> _THE TASK_
Locate the word "Total" in the data below, then copy every line that holds it.

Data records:
────
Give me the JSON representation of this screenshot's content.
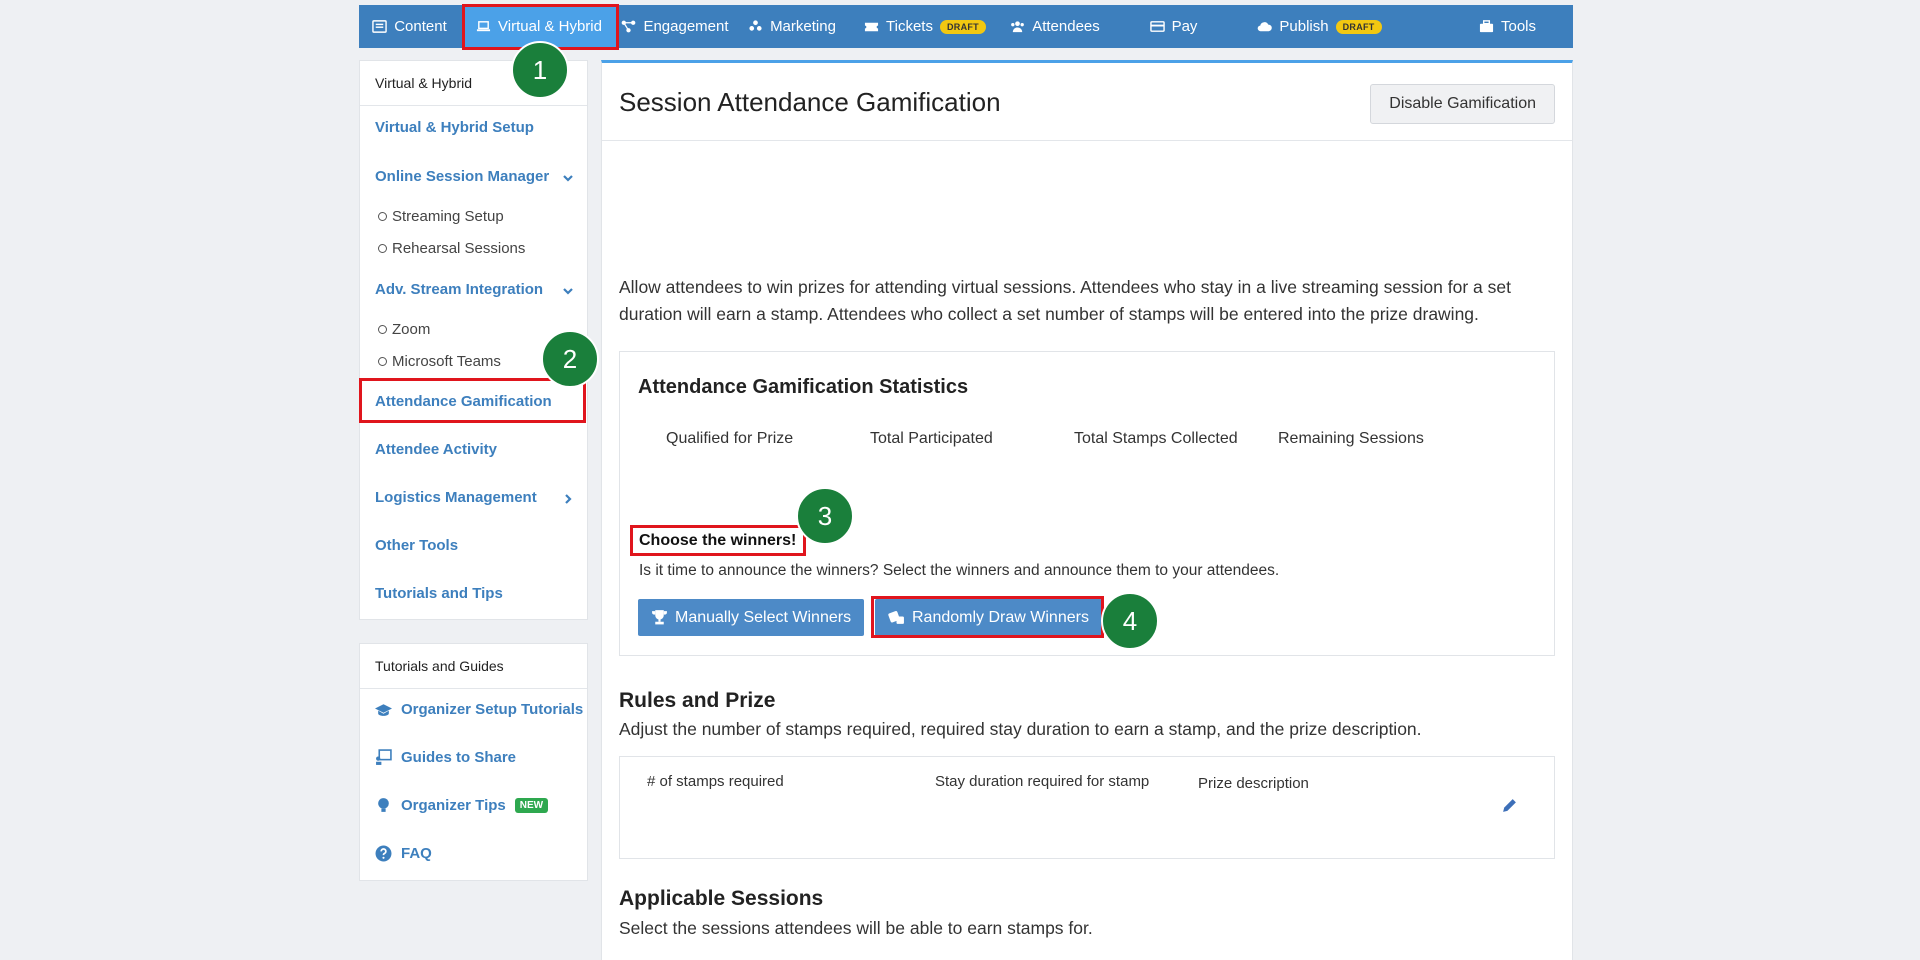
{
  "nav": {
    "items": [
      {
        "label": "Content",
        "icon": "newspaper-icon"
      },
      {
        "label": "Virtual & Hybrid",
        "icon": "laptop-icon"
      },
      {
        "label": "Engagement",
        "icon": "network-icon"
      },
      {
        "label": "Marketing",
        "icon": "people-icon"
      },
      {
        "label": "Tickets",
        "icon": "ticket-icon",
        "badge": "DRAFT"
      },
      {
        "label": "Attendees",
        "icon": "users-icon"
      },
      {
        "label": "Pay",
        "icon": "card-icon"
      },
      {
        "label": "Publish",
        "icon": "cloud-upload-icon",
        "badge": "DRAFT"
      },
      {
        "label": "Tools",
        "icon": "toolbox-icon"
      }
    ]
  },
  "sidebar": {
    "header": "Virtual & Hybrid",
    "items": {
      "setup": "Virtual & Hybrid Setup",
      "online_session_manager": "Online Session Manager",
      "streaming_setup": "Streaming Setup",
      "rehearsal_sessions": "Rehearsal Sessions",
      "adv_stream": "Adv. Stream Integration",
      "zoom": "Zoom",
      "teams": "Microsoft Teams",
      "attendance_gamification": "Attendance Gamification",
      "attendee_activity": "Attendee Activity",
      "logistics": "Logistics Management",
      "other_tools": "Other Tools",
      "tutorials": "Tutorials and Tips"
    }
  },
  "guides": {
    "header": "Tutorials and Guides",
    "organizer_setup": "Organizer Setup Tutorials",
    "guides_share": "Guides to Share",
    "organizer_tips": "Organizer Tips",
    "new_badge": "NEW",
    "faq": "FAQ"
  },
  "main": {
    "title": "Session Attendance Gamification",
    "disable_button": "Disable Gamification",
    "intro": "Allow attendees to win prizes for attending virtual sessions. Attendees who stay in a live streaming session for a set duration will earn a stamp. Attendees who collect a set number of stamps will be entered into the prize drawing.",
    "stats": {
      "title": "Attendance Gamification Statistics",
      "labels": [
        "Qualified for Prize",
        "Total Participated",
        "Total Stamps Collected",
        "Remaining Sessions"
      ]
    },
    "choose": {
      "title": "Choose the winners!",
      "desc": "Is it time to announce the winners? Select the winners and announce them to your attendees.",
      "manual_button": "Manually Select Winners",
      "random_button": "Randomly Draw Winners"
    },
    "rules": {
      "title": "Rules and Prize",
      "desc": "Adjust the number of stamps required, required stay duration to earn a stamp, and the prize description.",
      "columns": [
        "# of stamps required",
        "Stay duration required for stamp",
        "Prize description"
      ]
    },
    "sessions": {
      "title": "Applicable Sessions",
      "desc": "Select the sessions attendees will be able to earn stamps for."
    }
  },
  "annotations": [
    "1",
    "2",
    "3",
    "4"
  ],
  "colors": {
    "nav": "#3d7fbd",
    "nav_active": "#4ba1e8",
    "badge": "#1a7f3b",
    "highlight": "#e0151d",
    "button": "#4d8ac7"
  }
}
────
> _RESPONSE FOR THIS EXERCISE_
        "Total Participated",
        "Total Stamps Collected",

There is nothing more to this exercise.